*Raw data:*
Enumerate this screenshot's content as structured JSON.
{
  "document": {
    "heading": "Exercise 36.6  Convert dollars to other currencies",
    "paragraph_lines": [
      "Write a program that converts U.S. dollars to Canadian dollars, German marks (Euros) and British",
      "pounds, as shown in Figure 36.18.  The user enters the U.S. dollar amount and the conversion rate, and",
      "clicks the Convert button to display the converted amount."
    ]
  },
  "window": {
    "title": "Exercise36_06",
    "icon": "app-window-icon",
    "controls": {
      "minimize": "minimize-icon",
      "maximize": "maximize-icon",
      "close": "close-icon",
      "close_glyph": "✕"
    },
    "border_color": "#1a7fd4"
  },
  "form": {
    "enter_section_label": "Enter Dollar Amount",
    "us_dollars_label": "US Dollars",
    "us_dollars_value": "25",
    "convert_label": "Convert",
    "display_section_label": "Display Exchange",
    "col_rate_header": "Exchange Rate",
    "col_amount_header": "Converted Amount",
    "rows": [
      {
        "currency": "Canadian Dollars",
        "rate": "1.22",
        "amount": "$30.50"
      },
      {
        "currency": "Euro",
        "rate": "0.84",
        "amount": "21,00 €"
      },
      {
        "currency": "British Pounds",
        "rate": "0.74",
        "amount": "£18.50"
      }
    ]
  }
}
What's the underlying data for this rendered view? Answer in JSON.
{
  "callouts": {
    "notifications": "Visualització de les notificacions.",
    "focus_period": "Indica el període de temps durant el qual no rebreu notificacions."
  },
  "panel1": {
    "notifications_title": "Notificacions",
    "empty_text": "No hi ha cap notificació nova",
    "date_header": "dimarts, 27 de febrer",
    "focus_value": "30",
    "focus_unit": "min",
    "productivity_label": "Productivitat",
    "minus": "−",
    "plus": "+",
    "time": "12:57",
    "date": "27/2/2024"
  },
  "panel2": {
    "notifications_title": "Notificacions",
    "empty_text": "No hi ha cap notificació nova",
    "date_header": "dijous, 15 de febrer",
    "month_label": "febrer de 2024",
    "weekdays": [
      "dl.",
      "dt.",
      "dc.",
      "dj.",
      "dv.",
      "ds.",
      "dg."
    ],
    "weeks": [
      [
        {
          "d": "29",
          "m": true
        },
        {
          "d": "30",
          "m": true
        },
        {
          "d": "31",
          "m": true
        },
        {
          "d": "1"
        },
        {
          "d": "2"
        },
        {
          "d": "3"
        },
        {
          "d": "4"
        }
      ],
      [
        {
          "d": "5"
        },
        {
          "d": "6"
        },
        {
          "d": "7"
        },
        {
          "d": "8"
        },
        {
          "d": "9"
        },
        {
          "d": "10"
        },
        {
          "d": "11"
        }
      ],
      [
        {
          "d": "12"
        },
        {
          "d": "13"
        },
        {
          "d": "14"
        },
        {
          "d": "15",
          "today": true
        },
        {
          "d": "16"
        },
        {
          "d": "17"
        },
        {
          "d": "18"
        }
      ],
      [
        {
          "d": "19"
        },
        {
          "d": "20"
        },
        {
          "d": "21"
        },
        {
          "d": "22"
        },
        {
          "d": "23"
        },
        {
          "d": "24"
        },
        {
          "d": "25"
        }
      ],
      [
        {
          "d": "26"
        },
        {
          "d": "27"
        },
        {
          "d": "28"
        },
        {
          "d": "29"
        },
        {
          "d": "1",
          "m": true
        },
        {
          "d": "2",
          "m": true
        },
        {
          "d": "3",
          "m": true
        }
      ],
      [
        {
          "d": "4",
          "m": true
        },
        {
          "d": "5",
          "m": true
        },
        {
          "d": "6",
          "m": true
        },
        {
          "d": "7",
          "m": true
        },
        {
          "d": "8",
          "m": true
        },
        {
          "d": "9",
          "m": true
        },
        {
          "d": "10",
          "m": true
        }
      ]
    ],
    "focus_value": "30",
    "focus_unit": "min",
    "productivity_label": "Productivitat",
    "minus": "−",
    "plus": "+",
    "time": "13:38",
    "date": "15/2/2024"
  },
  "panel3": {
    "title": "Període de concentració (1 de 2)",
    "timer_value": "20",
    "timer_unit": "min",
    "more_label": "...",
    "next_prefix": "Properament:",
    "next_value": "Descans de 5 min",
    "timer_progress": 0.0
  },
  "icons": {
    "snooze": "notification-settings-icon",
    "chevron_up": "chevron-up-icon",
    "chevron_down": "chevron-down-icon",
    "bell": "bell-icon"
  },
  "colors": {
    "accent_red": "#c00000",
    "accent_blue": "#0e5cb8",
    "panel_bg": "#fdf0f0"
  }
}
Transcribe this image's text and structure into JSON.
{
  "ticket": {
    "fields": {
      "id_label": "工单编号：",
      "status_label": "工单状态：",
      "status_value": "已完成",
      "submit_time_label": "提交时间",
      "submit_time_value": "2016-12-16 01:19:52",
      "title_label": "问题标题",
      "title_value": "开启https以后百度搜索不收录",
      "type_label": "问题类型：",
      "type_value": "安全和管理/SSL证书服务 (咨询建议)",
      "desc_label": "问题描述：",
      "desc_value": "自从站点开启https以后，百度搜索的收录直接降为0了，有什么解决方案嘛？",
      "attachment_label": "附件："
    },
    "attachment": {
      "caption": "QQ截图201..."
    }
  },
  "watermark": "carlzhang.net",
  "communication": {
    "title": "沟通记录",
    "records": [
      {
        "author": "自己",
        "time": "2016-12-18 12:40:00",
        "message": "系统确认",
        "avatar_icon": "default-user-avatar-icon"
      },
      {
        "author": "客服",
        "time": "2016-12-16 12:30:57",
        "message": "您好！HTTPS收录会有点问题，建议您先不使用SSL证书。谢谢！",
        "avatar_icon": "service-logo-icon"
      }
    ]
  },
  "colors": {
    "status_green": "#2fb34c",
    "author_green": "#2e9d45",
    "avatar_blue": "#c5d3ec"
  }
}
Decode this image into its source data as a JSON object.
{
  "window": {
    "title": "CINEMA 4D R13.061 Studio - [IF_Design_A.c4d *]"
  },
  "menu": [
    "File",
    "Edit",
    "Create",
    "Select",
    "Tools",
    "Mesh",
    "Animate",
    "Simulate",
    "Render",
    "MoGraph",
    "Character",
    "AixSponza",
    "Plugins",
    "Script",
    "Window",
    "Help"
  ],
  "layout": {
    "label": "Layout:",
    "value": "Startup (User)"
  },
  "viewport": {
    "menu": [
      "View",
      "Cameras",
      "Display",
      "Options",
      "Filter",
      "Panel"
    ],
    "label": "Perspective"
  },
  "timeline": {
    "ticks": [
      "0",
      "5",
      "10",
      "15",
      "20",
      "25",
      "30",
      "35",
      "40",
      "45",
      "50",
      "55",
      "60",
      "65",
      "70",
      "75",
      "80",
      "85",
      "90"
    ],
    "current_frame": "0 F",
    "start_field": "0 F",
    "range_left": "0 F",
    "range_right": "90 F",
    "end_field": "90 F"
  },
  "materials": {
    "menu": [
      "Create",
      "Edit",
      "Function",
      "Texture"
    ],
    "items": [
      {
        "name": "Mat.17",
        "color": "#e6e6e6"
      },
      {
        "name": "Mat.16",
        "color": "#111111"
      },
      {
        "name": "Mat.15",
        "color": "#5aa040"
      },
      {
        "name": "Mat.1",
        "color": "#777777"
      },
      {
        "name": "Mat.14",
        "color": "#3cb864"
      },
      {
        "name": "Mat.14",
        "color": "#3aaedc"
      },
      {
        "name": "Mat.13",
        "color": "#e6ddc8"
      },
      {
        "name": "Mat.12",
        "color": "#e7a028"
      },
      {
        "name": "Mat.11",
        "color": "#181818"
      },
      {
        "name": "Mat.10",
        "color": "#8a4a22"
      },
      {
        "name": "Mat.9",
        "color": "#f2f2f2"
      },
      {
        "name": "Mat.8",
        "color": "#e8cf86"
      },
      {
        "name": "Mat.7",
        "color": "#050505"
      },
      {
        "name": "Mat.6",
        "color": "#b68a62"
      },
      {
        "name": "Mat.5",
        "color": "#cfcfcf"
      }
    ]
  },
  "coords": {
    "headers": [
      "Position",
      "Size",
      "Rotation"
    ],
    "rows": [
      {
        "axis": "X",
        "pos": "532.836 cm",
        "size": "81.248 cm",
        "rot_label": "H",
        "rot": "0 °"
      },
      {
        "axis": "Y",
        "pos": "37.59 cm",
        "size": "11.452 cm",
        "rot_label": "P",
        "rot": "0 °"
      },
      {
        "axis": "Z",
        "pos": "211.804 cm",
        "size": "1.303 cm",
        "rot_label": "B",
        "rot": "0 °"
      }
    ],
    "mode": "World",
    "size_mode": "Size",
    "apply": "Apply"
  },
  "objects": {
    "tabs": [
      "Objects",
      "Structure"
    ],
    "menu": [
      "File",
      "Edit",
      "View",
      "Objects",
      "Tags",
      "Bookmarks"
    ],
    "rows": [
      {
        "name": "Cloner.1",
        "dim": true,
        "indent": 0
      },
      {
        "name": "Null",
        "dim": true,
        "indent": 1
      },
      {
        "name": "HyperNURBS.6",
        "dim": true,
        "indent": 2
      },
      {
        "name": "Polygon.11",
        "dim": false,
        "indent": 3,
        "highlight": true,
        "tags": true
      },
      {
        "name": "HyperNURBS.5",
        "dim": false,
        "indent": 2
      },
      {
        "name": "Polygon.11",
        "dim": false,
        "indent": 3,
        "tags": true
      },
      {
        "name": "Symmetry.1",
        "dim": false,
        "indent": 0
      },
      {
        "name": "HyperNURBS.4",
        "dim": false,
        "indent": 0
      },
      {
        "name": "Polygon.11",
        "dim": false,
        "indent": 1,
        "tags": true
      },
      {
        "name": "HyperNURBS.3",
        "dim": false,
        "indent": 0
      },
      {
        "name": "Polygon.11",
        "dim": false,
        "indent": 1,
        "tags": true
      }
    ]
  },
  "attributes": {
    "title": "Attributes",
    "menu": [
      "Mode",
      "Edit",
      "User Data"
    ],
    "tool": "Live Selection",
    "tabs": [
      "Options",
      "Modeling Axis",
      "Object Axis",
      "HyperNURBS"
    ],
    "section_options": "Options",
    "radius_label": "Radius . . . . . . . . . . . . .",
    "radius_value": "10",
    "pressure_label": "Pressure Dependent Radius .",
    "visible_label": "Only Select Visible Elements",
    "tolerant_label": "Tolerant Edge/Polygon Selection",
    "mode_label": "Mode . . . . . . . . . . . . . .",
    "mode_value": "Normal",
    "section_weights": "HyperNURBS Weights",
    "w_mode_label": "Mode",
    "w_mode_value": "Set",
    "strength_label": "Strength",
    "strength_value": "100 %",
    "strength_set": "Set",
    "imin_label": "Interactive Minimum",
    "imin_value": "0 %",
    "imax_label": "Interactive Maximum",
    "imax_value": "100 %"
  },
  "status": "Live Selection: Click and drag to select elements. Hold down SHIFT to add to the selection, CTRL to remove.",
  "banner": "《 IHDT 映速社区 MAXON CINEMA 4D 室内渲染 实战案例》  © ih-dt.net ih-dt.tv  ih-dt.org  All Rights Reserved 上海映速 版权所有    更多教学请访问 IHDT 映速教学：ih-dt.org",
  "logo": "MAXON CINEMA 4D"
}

*What is asked:* List every line above that contains the word "HyperNURBS".

*Written answer:*
        "name": "HyperNURBS.6",
        "name": "HyperNURBS.5",
        "name": "HyperNURBS.4",
        "name": "HyperNURBS.3",
      "HyperNURBS"
    "section_weights": "HyperNURBS Weights",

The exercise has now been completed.